__WHAT THE TASK REQUIRES__. Say how many lines hold the string "JSON"; please write nothing but the number.

__ENTRIES SHOWN__.

╭──

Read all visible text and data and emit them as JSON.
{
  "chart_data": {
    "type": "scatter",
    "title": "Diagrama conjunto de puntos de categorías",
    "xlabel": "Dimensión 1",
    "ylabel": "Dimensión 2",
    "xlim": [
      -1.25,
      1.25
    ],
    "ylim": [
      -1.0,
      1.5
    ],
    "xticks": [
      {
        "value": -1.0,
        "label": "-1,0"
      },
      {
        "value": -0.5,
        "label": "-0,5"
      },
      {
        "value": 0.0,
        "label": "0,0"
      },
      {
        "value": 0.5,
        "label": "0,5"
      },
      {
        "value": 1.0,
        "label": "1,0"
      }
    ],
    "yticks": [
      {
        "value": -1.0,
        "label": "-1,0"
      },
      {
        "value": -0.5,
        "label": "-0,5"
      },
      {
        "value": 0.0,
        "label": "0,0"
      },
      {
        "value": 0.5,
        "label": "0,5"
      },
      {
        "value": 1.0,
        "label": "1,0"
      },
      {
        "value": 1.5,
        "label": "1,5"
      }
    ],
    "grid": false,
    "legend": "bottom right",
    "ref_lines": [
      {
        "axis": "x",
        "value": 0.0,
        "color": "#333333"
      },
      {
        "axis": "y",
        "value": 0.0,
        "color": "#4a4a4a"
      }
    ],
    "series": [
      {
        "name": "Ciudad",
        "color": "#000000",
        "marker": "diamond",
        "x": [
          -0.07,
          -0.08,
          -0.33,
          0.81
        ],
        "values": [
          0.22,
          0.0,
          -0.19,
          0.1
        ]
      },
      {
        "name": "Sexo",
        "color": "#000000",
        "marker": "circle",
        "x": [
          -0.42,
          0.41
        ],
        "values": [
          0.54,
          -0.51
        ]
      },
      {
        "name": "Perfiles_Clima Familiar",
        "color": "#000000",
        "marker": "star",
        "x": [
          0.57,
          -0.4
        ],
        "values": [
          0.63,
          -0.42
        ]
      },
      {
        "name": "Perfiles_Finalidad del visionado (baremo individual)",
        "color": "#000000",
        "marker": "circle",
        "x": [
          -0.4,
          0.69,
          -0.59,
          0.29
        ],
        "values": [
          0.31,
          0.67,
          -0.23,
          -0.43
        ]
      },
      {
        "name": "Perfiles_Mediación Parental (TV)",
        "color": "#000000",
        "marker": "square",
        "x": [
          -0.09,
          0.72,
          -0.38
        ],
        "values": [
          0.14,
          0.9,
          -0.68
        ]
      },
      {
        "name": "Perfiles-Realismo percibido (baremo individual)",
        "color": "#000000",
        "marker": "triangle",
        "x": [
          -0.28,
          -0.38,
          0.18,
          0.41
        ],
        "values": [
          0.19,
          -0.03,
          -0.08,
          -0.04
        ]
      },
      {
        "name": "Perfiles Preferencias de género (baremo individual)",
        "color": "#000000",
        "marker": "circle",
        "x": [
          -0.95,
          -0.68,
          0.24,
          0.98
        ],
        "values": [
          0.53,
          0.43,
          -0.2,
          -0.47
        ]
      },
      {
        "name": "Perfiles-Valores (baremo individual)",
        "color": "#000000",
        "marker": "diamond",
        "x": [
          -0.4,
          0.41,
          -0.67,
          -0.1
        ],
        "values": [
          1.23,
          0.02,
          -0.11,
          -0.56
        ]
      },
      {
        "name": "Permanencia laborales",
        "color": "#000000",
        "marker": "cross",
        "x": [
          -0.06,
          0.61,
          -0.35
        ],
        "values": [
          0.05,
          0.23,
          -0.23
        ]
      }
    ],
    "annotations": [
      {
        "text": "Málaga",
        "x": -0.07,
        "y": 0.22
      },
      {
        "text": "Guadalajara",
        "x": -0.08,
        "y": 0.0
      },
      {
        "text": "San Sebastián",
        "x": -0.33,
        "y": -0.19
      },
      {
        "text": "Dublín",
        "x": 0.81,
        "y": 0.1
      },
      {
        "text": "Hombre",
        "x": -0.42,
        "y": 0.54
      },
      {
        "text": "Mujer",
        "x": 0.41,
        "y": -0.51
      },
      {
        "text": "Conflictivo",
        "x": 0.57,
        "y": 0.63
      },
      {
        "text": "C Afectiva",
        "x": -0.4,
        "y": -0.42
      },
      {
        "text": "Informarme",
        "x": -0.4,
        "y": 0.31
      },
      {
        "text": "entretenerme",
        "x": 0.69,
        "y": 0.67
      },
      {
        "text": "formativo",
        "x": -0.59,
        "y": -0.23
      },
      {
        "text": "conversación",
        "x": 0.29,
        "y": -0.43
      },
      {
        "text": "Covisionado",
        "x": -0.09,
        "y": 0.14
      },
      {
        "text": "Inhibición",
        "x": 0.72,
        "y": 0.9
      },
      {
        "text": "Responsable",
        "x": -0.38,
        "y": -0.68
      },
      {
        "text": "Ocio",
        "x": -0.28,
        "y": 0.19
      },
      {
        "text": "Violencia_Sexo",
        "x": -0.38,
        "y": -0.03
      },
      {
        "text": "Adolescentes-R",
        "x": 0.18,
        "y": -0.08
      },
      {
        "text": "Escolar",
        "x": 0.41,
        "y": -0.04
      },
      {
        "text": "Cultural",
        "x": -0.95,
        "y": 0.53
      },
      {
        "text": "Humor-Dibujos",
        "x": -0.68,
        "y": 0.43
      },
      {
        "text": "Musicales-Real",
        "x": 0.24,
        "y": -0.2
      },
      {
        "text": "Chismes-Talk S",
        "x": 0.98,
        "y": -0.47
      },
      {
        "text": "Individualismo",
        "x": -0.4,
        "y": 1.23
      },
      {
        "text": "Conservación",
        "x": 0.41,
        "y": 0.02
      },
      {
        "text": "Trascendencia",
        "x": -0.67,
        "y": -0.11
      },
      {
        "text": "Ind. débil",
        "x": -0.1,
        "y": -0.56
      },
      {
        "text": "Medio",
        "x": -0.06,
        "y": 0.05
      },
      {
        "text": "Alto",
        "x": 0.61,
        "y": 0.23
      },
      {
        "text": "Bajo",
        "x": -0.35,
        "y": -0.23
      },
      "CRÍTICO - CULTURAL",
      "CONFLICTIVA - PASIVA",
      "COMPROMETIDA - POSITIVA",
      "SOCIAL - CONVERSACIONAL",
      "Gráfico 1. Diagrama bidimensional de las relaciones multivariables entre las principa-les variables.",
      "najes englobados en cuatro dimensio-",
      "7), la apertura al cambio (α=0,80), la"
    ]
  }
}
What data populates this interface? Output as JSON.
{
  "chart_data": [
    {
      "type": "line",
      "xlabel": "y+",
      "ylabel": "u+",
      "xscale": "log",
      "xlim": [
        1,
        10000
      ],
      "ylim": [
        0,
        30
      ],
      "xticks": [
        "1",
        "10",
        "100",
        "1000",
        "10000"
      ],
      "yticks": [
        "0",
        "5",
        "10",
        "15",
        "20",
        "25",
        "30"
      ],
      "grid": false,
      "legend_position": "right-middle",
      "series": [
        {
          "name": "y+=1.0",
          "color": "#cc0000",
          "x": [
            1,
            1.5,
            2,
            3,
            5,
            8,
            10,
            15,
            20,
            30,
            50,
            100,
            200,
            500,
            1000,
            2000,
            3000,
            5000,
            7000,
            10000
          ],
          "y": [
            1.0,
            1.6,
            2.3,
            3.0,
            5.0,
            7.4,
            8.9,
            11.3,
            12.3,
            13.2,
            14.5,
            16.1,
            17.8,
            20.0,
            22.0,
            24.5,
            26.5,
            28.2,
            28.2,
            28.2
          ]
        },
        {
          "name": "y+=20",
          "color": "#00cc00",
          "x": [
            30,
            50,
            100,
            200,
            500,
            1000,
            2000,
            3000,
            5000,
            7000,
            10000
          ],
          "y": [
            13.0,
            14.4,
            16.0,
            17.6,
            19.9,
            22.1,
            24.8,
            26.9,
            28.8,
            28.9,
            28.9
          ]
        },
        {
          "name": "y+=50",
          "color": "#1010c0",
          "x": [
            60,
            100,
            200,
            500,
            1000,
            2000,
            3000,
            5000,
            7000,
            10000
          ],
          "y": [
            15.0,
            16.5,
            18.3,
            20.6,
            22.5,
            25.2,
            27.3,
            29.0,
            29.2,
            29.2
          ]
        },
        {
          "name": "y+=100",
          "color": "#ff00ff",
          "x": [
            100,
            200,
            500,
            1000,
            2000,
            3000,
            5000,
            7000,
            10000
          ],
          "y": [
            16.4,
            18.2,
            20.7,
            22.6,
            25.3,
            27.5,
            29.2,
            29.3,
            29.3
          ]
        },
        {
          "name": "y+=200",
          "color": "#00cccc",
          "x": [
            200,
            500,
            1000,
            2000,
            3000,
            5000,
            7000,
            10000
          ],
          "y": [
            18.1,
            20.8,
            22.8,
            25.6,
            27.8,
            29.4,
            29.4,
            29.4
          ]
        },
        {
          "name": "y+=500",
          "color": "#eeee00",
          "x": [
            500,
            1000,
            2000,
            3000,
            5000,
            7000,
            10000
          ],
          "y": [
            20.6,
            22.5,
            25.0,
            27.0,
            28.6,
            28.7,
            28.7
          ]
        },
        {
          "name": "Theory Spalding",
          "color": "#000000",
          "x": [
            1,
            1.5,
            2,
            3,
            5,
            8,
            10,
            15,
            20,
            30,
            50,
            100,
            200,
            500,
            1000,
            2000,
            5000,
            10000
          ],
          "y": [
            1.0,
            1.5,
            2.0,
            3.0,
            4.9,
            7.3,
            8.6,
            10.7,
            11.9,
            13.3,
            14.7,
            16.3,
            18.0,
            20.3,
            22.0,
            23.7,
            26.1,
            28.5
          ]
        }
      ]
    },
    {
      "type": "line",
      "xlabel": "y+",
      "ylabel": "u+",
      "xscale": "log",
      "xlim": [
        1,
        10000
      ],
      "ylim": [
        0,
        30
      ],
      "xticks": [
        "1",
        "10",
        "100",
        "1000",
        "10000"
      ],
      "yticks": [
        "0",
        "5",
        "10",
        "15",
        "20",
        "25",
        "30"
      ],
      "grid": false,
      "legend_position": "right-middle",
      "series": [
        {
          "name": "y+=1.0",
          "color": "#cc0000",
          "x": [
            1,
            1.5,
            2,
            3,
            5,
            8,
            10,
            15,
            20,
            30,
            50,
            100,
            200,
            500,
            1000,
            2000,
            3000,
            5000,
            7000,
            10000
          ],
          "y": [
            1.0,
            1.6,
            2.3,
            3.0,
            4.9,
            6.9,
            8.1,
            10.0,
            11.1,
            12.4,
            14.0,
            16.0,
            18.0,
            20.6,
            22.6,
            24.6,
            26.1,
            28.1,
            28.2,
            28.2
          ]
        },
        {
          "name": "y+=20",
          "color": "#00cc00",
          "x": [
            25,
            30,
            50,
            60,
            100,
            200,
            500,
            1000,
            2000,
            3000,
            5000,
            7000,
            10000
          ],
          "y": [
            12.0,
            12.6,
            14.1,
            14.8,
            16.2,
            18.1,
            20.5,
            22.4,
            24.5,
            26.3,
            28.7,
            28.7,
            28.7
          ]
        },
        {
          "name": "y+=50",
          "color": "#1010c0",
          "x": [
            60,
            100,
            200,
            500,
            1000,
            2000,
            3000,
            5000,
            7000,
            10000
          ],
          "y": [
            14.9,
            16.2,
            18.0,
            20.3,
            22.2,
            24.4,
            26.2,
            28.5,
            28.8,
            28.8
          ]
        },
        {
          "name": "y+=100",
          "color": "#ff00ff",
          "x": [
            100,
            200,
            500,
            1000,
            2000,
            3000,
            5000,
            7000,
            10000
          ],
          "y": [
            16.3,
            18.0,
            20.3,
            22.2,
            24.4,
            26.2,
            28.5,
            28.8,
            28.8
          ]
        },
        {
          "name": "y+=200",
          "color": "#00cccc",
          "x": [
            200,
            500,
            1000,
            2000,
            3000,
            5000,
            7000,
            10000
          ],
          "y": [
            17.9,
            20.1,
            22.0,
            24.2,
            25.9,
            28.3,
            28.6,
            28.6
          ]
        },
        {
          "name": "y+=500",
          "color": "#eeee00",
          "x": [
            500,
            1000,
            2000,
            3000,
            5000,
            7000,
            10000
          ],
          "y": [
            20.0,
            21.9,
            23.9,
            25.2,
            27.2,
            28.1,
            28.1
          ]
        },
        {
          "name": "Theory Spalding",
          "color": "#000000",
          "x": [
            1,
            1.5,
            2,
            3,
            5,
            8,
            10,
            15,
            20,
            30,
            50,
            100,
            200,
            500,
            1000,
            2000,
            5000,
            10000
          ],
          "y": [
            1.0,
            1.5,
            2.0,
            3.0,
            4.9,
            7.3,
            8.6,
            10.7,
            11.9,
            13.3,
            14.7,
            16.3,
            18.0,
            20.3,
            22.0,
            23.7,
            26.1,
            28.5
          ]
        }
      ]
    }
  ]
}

╰──

__CORRECT RESPONSE__. 2